__Stated task__
Output every line exactly as written. Leave out pictures.

__Provided information__
——————————
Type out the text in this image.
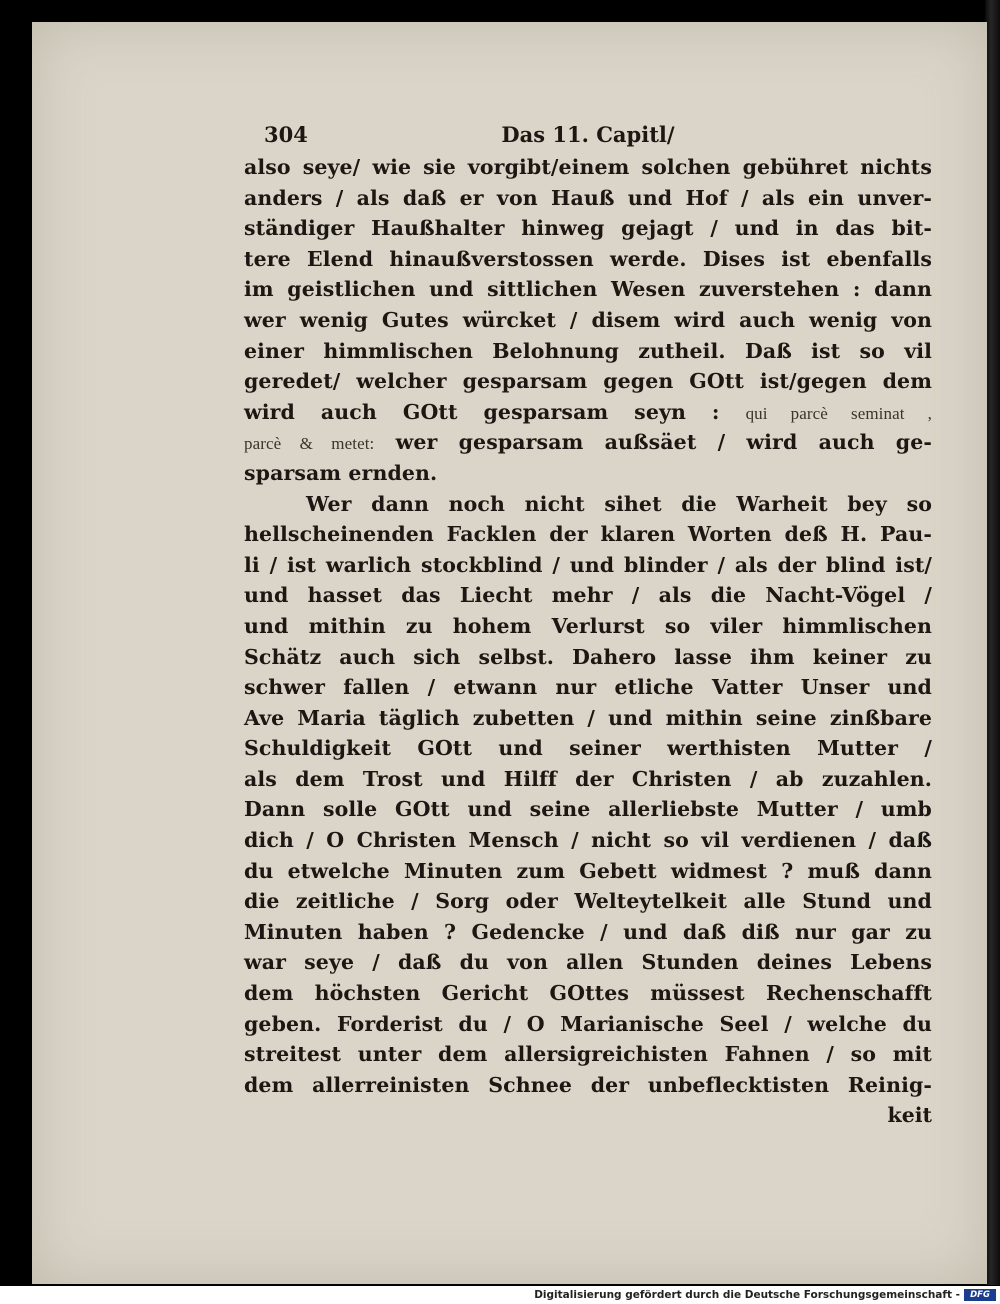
304	Das 11. Capitl/
also seye/ wie sie vorgibt/einem solchen gebühret nichts
anders / als daß er von Hauß und Hof / als ein unver-
ständiger Haußhalter hinweg gejagt / und in das bit-
tere Elend hinaußverstossen werde. Dises ist ebenfalls
im geistlichen und sittlichen Wesen zuverstehen : dann
wer wenig Gutes würcket / disem wird auch wenig von
einer himmlischen Belohnung zutheil. Daß ist so vil
geredet/ welcher gesparsam gegen GOtt ist/gegen dem
wird auch GOtt gesparsam seyn : qui parcè seminat ,
parcè & metet: wer gesparsam außsäet / wird auch ge-
sparsam ernden.
Wer dann noch nicht sihet die Warheit bey so
hellscheinenden Facklen der klaren Worten deß H. Pau-
li / ist warlich stockblind / und blinder / als der blind ist/
und hasset das Liecht mehr / als die Nacht-Vögel /
und mithin zu hohem Verlurst so viler himmlischen
Schätz auch sich selbst. Dahero lasse ihm keiner zu
schwer fallen / etwann nur etliche Vatter Unser und
Ave Maria täglich zubetten / und mithin seine zinßbare
Schuldigkeit GOtt und seiner werthisten Mutter /
als dem Trost und Hilff der Christen / ab zuzahlen.
Dann solle GOtt und seine allerliebste Mutter / umb
dich / O Christen Mensch / nicht so vil verdienen / daß
du etwelche Minuten zum Gebett widmest ? muß dann
die zeitliche / Sorg oder Welteytelkeit alle Stund und
Minuten haben ? Gedencke / und daß diß nur gar zu
war seye / daß du von allen Stunden deines Lebens
dem höchsten Gericht GOttes müssest Rechenschafft
geben. Forderist du / O Marianische Seel / welche du
streitest unter dem allersigreichisten Fahnen / so mit
dem allerreinisten Schnee der unbeflecktisten Reinig-
keit
Digitalisierung gefördert durch die Deutsche Forschungsgemeinschaft -	DFG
——————————
__Response to this task__
Type out the text in this image.
304	Das 11. Capitl/
also seye/ wie sie vorgibt/einem solchen gebühret nichts
anders / als daß er von Hauß und Hof / als ein unver-
ständiger Haußhalter hinweg gejagt / und in das bit-
tere Elend hinaußverstossen werde. Dises ist ebenfalls
im geistlichen und sittlichen Wesen zuverstehen : dann
wer wenig Gutes würcket / disem wird auch wenig von
einer himmlischen Belohnung zutheil. Daß ist so vil
geredet/ welcher gesparsam gegen GOtt ist/gegen dem
wird auch GOtt gesparsam seyn : qui parcè seminat ,
parcè & metet: wer gesparsam außsäet / wird auch ge-
sparsam ernden.
Wer dann noch nicht sihet die Warheit bey so
hellscheinenden Facklen der klaren Worten deß H. Pau-
li / ist warlich stockblind / und blinder / als der blind ist/
und hasset das Liecht mehr / als die Nacht-Vögel /
und mithin zu hohem Verlurst so viler himmlischen
Schätz auch sich selbst. Dahero lasse ihm keiner zu
schwer fallen / etwann nur etliche Vatter Unser und
Ave Maria täglich zubetten / und mithin seine zinßbare
Schuldigkeit GOtt und seiner werthisten Mutter /
als dem Trost und Hilff der Christen / ab zuzahlen.
Dann solle GOtt und seine allerliebste Mutter / umb
dich / O Christen Mensch / nicht so vil verdienen / daß
du etwelche Minuten zum Gebett widmest ? muß dann
die zeitliche / Sorg oder Welteytelkeit alle Stund und
Minuten haben ? Gedencke / und daß diß nur gar zu
war seye / daß du von allen Stunden deines Lebens
dem höchsten Gericht GOttes müssest Rechenschafft
geben. Forderist du / O Marianische Seel / welche du
streitest unter dem allersigreichisten Fahnen / so mit
dem allerreinisten Schnee der unbeflecktisten Reinig-
keit
Digitalisierung gefördert durch die Deutsche Forschungsgemeinschaft -	DFG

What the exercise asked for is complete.